### Exercise details
Using the listing below, copy every line that mentions "physician".

### Given data
+ + +
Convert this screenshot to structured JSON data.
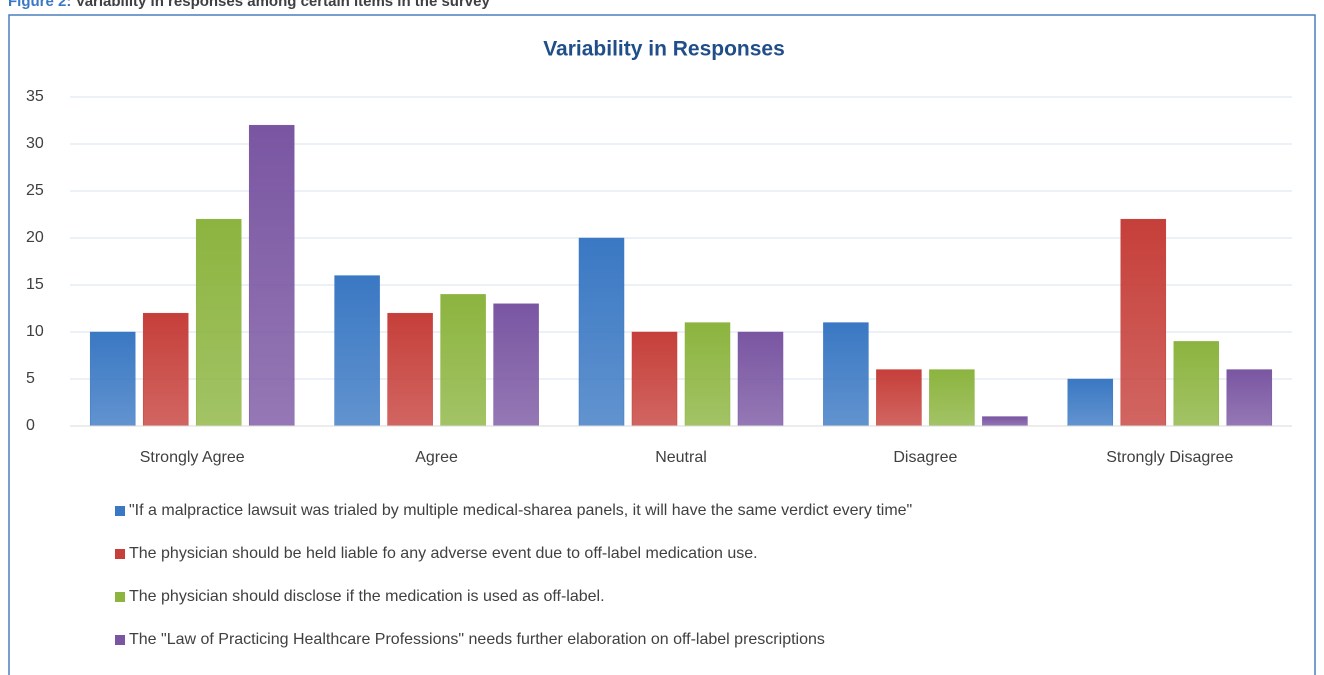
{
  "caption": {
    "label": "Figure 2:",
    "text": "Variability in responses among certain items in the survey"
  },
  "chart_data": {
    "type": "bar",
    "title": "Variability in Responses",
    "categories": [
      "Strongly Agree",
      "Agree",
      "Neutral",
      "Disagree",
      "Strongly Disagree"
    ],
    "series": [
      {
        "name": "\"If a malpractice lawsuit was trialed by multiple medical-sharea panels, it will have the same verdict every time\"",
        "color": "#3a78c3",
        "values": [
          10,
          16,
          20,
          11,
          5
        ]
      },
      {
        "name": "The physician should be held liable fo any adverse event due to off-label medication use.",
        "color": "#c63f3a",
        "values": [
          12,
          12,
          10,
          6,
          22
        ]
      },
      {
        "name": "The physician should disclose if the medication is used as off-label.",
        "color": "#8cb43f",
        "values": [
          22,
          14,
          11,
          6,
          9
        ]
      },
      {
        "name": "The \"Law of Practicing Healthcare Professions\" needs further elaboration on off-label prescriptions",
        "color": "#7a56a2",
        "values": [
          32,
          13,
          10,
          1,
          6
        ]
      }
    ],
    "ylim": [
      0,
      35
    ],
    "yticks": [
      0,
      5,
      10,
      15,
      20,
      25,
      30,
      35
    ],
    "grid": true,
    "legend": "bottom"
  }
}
+ + +
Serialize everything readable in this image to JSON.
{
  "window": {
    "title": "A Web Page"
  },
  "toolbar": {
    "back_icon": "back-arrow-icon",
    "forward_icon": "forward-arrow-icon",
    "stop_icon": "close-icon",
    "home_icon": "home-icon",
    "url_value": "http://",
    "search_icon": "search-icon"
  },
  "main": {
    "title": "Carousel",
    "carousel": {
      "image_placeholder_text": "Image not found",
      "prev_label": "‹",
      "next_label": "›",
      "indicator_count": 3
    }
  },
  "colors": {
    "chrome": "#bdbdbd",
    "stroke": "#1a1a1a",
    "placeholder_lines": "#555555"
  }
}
+ + +
### Written solution
        "name": "The physician should be held liable fo any adverse event due to off-label medication use.",
        "name": "The physician should disclose if the medication is used as off-label.",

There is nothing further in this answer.